** BEGIN Dataset content **

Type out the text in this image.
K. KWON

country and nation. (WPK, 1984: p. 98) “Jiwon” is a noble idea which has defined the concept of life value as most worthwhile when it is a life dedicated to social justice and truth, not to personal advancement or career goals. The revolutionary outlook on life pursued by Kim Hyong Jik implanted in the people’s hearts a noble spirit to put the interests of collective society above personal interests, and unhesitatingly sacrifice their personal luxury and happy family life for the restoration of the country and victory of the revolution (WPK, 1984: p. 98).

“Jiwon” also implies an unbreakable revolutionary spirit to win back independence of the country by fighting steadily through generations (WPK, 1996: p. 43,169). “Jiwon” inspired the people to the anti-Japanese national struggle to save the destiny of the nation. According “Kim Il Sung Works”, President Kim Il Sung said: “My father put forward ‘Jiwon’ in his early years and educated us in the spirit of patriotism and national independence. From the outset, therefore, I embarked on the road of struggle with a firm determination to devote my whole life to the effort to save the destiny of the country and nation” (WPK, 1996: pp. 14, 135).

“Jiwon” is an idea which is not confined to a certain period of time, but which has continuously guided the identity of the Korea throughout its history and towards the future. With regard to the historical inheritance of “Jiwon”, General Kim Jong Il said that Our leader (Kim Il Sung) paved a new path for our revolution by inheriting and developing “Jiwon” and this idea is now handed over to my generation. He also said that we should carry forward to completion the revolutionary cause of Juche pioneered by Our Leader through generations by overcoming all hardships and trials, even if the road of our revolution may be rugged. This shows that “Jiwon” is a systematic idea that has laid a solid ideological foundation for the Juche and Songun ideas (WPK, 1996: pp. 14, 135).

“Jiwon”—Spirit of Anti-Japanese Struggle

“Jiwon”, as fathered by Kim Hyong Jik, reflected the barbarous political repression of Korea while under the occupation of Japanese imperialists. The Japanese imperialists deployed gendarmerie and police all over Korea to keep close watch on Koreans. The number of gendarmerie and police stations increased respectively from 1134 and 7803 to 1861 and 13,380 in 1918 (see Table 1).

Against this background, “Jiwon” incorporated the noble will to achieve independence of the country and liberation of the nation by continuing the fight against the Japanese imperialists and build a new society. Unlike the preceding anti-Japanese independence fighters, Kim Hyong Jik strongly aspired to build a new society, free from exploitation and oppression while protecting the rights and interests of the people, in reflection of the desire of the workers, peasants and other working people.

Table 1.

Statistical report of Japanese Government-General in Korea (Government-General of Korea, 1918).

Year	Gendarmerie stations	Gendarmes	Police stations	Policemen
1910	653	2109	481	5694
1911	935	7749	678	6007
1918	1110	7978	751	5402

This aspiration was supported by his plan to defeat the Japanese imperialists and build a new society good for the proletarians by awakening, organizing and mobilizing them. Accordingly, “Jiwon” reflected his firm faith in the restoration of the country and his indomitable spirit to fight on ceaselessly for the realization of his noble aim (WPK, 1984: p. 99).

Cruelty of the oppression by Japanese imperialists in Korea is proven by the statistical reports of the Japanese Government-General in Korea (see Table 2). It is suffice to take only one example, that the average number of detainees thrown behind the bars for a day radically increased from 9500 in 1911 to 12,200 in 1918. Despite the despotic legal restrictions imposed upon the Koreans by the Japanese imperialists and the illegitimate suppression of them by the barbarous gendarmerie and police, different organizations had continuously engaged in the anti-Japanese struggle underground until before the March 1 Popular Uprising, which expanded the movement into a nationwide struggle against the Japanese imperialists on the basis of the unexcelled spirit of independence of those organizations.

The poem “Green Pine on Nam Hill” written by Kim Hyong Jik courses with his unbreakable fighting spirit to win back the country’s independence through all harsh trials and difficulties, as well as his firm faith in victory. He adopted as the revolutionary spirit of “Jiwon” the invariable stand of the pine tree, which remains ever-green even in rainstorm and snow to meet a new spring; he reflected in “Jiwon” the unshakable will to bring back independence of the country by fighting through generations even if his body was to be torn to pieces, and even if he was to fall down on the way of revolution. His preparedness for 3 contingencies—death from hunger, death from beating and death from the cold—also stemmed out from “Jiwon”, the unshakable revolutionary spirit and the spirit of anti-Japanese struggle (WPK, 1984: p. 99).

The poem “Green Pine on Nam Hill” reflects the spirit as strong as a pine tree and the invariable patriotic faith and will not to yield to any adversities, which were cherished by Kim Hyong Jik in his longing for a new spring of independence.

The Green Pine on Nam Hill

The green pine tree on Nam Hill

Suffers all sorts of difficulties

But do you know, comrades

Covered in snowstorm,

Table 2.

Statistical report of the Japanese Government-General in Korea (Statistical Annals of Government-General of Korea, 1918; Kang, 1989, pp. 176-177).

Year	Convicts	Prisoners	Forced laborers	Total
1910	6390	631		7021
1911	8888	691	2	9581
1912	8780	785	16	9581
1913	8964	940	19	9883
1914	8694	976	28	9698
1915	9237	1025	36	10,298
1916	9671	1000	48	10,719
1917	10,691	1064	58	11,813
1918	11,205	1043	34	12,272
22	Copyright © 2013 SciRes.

** END Dataset content **

__Exercise objective__
The entries above should be repeated exactly, every one of them.

__Output for this task__
Type out the text in this image.
K. KWON

country and nation. (WPK, 1984: p. 98) “Jiwon” is a noble idea which has defined the concept of life value as most worthwhile when it is a life dedicated to social justice and truth, not to personal advancement or career goals. The revolutionary outlook on life pursued by Kim Hyong Jik implanted in the people’s hearts a noble spirit to put the interests of collective society above personal interests, and unhesitatingly sacrifice their personal luxury and happy family life for the restoration of the country and victory of the revolution (WPK, 1984: p. 98).

“Jiwon” also implies an unbreakable revolutionary spirit to win back independence of the country by fighting steadily through generations (WPK, 1996: p. 43,169). “Jiwon” inspired the people to the anti-Japanese national struggle to save the destiny of the nation. According “Kim Il Sung Works”, President Kim Il Sung said: “My father put forward ‘Jiwon’ in his early years and educated us in the spirit of patriotism and national independence. From the outset, therefore, I embarked on the road of struggle with a firm determination to devote my whole life to the effort to save the destiny of the country and nation” (WPK, 1996: pp. 14, 135).

“Jiwon” is an idea which is not confined to a certain period of time, but which has continuously guided the identity of the Korea throughout its history and towards the future. With regard to the historical inheritance of “Jiwon”, General Kim Jong Il said that Our leader (Kim Il Sung) paved a new path for our revolution by inheriting and developing “Jiwon” and this idea is now handed over to my generation. He also said that we should carry forward to completion the revolutionary cause of Juche pioneered by Our Leader through generations by overcoming all hardships and trials, even if the road of our revolution may be rugged. This shows that “Jiwon” is a systematic idea that has laid a solid ideological foundation for the Juche and Songun ideas (WPK, 1996: pp. 14, 135).

“Jiwon”—Spirit of Anti-Japanese Struggle

“Jiwon”, as fathered by Kim Hyong Jik, reflected the barbarous political repression of Korea while under the occupation of Japanese imperialists. The Japanese imperialists deployed gendarmerie and police all over Korea to keep close watch on Koreans. The number of gendarmerie and police stations increased respectively from 1134 and 7803 to 1861 and 13,380 in 1918 (see Table 1).

Against this background, “Jiwon” incorporated the noble will to achieve independence of the country and liberation of the nation by continuing the fight against the Japanese imperialists and build a new society. Unlike the preceding anti-Japanese independence fighters, Kim Hyong Jik strongly aspired to build a new society, free from exploitation and oppression while protecting the rights and interests of the people, in reflection of the desire of the workers, peasants and other working people.

Table 1.

Statistical report of Japanese Government-General in Korea (Government-General of Korea, 1918).

Year	Gendarmerie stations	Gendarmes	Police stations	Policemen
1910	653	2109	481	5694
1911	935	7749	678	6007
1918	1110	7978	751	5402

This aspiration was supported by his plan to defeat the Japanese imperialists and build a new society good for the proletarians by awakening, organizing and mobilizing them. Accordingly, “Jiwon” reflected his firm faith in the restoration of the country and his indomitable spirit to fight on ceaselessly for the realization of his noble aim (WPK, 1984: p. 99).

Cruelty of the oppression by Japanese imperialists in Korea is proven by the statistical reports of the Japanese Government-General in Korea (see Table 2). It is suffice to take only one example, that the average number of detainees thrown behind the bars for a day radically increased from 9500 in 1911 to 12,200 in 1918. Despite the despotic legal restrictions imposed upon the Koreans by the Japanese imperialists and the illegitimate suppression of them by the barbarous gendarmerie and police, different organizations had continuously engaged in the anti-Japanese struggle underground until before the March 1 Popular Uprising, which expanded the movement into a nationwide struggle against the Japanese imperialists on the basis of the unexcelled spirit of independence of those organizations.

The poem “Green Pine on Nam Hill” written by Kim Hyong Jik courses with his unbreakable fighting spirit to win back the country’s independence through all harsh trials and difficulties, as well as his firm faith in victory. He adopted as the revolutionary spirit of “Jiwon” the invariable stand of the pine tree, which remains ever-green even in rainstorm and snow to meet a new spring; he reflected in “Jiwon” the unshakable will to bring back independence of the country by fighting through generations even if his body was to be torn to pieces, and even if he was to fall down on the way of revolution. His preparedness for 3 contingencies—death from hunger, death from beating and death from the cold—also stemmed out from “Jiwon”, the unshakable revolutionary spirit and the spirit of anti-Japanese struggle (WPK, 1984: p. 99).

The poem “Green Pine on Nam Hill” reflects the spirit as strong as a pine tree and the invariable patriotic faith and will not to yield to any adversities, which were cherished by Kim Hyong Jik in his longing for a new spring of independence.

The Green Pine on Nam Hill

The green pine tree on Nam Hill

Suffers all sorts of difficulties

But do you know, comrades

Covered in snowstorm,

Table 2.

Statistical report of the Japanese Government-General in Korea (Statistical Annals of Government-General of Korea, 1918; Kang, 1989, pp. 176-177).

Year	Convicts	Prisoners	Forced laborers	Total
1910	6390	631		7021
1911	8888	691	2	9581
1912	8780	785	16	9581
1913	8964	940	19	9883
1914	8694	976	28	9698
1915	9237	1025	36	10,298
1916	9671	1000	48	10,719
1917	10,691	1064	58	11,813
1918	11,205	1043	34	12,272
22	Copyright © 2013 SciRes.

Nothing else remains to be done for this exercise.